◆ **Given request**: Each record is to be printed again precisely as it reads.

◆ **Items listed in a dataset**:
⟨
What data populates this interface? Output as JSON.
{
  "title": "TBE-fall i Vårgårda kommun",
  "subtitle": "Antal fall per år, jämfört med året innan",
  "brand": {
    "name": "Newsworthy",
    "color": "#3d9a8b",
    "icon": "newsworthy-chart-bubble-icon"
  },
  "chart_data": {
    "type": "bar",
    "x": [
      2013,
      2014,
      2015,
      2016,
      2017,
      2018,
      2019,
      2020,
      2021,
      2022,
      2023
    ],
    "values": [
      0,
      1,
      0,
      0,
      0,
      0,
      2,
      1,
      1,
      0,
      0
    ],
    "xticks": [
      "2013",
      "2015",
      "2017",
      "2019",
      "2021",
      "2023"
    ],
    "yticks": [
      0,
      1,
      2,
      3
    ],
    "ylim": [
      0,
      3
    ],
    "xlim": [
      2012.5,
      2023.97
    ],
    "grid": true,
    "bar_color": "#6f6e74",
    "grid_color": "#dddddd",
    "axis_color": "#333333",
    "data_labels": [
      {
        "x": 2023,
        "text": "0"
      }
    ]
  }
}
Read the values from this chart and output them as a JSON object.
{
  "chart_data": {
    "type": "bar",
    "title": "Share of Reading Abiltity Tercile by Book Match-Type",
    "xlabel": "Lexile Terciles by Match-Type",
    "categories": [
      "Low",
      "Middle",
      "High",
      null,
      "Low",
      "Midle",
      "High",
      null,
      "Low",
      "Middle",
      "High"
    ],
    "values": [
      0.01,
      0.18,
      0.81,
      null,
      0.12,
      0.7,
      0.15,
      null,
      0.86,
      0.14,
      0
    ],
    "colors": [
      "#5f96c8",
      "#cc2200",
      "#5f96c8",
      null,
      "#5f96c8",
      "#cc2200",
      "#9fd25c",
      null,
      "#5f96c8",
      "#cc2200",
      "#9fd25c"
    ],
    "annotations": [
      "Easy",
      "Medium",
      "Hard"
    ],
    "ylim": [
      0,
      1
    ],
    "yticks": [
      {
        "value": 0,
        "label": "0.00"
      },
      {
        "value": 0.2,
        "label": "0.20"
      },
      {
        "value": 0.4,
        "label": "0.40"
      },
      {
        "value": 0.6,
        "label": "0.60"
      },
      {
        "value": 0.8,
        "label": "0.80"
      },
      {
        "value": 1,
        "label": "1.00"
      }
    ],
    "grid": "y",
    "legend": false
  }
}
⟩
◆ **Final answer**:
What data populates this interface? Output as JSON.
{
  "title": "TBE-fall i Vårgårda kommun",
  "subtitle": "Antal fall per år, jämfört med året innan",
  "brand": {
    "name": "Newsworthy",
    "color": "#3d9a8b",
    "icon": "newsworthy-chart-bubble-icon"
  },
  "chart_data": {
    "type": "bar",
    "x": [
      2013,
      2014,
      2015,
      2016,
      2017,
      2018,
      2019,
      2020,
      2021,
      2022,
      2023
    ],
    "values": [
      0,
      1,
      0,
      0,
      0,
      0,
      2,
      1,
      1,
      0,
      0
    ],
    "xticks": [
      "2013",
      "2015",
      "2017",
      "2019",
      "2021",
      "2023"
    ],
    "yticks": [
      0,
      1,
      2,
      3
    ],
    "ylim": [
      0,
      3
    ],
    "xlim": [
      2012.5,
      2023.97
    ],
    "grid": true,
    "bar_color": "#6f6e74",
    "grid_color": "#dddddd",
    "axis_color": "#333333",
    "data_labels": [
      {
        "x": 2023,
        "text": "0"
      }
    ]
  }
}
Read the values from this chart and output them as a JSON object.
{
  "chart_data": {
    "type": "bar",
    "title": "Share of Reading Abiltity Tercile by Book Match-Type",
    "xlabel": "Lexile Terciles by Match-Type",
    "categories": [
      "Low",
      "Middle",
      "High",
      null,
      "Low",
      "Midle",
      "High",
      null,
      "Low",
      "Middle",
      "High"
    ],
    "values": [
      0.01,
      0.18,
      0.81,
      null,
      0.12,
      0.7,
      0.15,
      null,
      0.86,
      0.14,
      0
    ],
    "colors": [
      "#5f96c8",
      "#cc2200",
      "#5f96c8",
      null,
      "#5f96c8",
      "#cc2200",
      "#9fd25c",
      null,
      "#5f96c8",
      "#cc2200",
      "#9fd25c"
    ],
    "annotations": [
      "Easy",
      "Medium",
      "Hard"
    ],
    "ylim": [
      0,
      1
    ],
    "yticks": [
      {
        "value": 0,
        "label": "0.00"
      },
      {
        "value": 0.2,
        "label": "0.20"
      },
      {
        "value": 0.4,
        "label": "0.40"
      },
      {
        "value": 0.6,
        "label": "0.60"
      },
      {
        "value": 0.8,
        "label": "0.80"
      },
      {
        "value": 1,
        "label": "1.00"
      }
    ],
    "grid": "y",
    "legend": false
  }
}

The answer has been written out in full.